Required work: Exactly how many lines have the word "Temperature"? Answer with the bare number.
-*-*-
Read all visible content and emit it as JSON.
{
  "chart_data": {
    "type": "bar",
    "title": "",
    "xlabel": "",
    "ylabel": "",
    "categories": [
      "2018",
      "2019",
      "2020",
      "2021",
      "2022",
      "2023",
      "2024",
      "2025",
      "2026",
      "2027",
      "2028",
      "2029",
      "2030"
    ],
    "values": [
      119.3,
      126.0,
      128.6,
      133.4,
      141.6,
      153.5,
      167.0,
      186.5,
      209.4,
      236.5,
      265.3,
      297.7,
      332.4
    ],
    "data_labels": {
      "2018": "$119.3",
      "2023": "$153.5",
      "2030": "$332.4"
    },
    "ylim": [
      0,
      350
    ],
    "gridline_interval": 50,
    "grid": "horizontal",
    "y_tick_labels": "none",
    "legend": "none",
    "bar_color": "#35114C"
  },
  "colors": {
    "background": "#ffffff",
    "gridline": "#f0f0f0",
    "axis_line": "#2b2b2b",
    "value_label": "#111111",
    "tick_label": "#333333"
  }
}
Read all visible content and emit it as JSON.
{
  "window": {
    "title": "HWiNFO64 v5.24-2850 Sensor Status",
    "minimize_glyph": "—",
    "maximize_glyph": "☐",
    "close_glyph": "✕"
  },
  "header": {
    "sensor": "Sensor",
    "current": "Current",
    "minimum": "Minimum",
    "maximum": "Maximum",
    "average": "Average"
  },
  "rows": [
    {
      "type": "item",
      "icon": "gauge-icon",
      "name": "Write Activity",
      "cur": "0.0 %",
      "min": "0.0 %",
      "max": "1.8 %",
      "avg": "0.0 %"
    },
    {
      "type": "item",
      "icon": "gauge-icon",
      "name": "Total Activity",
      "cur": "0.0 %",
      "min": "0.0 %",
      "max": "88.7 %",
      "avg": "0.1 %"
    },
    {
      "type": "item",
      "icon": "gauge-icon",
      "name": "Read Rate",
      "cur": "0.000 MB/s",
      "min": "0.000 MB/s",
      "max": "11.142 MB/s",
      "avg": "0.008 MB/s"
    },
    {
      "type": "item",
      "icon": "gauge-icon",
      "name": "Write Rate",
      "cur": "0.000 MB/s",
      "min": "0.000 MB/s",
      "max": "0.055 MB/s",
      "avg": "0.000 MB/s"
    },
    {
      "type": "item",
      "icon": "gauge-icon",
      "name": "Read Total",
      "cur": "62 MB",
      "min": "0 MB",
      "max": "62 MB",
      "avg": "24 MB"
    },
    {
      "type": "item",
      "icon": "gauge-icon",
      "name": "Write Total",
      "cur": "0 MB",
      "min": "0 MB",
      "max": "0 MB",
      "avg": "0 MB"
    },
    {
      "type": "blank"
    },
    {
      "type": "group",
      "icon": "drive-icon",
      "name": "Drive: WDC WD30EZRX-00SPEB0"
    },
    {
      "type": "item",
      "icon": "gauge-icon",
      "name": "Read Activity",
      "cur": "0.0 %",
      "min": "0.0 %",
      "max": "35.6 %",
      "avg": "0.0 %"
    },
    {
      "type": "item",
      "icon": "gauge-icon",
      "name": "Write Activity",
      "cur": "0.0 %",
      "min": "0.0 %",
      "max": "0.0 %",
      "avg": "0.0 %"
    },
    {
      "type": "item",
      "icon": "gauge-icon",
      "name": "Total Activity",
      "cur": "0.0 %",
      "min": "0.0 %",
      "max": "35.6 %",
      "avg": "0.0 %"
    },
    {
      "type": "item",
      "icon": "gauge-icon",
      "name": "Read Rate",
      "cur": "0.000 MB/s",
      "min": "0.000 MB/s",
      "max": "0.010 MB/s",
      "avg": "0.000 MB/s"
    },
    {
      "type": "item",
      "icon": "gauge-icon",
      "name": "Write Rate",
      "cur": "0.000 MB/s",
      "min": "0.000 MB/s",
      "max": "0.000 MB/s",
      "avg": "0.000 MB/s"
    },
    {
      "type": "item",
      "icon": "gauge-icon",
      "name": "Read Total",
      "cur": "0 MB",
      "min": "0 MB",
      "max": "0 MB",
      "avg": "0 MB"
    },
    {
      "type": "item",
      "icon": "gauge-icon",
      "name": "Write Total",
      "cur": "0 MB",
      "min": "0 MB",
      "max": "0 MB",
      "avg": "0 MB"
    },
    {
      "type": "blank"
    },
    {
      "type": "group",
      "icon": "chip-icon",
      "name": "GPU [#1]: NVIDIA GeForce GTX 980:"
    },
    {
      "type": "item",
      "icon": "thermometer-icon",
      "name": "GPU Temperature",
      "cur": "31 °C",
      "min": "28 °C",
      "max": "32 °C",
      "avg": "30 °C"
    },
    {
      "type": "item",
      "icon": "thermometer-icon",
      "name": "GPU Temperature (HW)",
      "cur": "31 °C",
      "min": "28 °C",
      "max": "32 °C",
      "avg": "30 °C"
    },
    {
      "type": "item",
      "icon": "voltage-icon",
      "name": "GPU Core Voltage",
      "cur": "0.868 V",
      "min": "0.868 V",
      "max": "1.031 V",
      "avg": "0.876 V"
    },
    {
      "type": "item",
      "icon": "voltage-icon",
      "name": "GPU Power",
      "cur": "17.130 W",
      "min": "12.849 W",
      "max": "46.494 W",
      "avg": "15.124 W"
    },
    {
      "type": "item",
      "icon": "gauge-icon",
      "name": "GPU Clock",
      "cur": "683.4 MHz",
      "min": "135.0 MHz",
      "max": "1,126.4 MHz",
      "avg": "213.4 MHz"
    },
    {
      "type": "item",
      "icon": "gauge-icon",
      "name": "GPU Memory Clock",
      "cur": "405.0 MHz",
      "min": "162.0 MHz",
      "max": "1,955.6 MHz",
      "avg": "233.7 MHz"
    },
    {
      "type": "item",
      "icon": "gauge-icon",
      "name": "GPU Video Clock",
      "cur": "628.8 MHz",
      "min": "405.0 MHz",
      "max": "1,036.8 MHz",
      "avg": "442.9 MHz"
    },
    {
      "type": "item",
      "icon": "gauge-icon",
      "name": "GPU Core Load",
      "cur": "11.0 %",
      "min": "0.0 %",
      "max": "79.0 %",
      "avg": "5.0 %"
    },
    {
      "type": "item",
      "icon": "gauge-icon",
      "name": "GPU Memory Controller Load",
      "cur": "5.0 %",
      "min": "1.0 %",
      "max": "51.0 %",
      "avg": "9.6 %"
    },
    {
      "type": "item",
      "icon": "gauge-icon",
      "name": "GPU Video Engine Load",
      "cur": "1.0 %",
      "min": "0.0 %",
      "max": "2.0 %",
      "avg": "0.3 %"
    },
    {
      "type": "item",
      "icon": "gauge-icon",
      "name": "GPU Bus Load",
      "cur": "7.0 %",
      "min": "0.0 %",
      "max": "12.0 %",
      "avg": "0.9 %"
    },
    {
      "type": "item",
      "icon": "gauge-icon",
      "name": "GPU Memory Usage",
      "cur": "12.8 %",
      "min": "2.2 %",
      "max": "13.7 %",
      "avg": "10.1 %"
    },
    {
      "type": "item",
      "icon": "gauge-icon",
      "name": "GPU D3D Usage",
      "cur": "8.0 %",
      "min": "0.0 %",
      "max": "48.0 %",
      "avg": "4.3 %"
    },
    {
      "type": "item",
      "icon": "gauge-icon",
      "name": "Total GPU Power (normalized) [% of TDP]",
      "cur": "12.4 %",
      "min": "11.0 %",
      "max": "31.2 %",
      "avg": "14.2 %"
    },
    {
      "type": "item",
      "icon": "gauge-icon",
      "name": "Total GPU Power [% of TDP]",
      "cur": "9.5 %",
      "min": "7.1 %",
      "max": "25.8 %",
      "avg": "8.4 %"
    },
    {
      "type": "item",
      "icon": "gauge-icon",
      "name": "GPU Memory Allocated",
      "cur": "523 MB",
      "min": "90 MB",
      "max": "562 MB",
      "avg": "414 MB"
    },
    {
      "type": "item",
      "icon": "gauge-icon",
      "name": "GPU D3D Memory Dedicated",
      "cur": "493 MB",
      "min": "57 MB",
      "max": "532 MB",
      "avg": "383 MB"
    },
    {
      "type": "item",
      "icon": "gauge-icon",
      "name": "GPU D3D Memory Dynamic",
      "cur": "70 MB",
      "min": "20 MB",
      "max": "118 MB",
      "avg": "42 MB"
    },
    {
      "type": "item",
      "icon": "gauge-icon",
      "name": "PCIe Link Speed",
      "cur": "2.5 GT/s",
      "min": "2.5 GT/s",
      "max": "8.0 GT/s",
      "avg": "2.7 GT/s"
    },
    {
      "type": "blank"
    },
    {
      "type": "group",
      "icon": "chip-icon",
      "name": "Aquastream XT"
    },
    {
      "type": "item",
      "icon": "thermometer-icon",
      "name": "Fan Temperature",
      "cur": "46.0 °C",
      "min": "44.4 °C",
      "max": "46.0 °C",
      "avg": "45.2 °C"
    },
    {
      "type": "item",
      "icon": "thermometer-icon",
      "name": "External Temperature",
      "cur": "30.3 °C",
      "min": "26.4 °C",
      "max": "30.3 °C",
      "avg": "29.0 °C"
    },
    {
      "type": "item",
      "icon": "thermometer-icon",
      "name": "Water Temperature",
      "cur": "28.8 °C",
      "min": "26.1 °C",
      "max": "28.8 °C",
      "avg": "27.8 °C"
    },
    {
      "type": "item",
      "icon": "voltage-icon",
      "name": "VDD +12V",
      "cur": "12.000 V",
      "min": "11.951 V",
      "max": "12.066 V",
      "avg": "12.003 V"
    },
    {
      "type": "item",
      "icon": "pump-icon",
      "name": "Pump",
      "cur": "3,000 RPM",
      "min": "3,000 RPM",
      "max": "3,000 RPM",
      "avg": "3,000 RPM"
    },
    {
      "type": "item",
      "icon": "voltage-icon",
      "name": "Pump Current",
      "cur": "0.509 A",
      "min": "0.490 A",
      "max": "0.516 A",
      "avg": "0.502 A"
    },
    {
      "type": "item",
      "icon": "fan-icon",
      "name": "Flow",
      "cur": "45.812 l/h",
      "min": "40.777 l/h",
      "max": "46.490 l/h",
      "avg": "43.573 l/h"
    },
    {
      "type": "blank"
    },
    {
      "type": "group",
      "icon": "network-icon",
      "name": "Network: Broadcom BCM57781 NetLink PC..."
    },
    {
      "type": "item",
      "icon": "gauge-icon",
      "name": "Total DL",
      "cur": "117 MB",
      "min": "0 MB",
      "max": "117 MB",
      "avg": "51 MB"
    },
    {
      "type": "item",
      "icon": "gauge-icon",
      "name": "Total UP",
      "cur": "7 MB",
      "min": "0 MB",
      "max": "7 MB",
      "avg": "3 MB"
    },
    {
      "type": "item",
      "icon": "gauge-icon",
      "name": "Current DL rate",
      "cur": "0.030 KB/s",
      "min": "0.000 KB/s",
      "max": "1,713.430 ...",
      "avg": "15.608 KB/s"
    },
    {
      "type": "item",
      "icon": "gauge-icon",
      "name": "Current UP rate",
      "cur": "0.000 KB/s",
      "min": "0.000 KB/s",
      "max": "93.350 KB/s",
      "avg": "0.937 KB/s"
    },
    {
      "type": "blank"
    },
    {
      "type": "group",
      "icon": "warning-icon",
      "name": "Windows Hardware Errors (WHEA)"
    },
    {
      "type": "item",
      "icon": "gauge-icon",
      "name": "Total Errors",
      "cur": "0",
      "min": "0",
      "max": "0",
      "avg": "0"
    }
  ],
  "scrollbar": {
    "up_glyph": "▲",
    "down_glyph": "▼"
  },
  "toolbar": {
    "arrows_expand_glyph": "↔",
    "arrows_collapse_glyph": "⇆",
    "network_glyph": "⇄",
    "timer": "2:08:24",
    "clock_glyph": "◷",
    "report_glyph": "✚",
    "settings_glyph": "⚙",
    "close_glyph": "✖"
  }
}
-*-*-
The answer: 5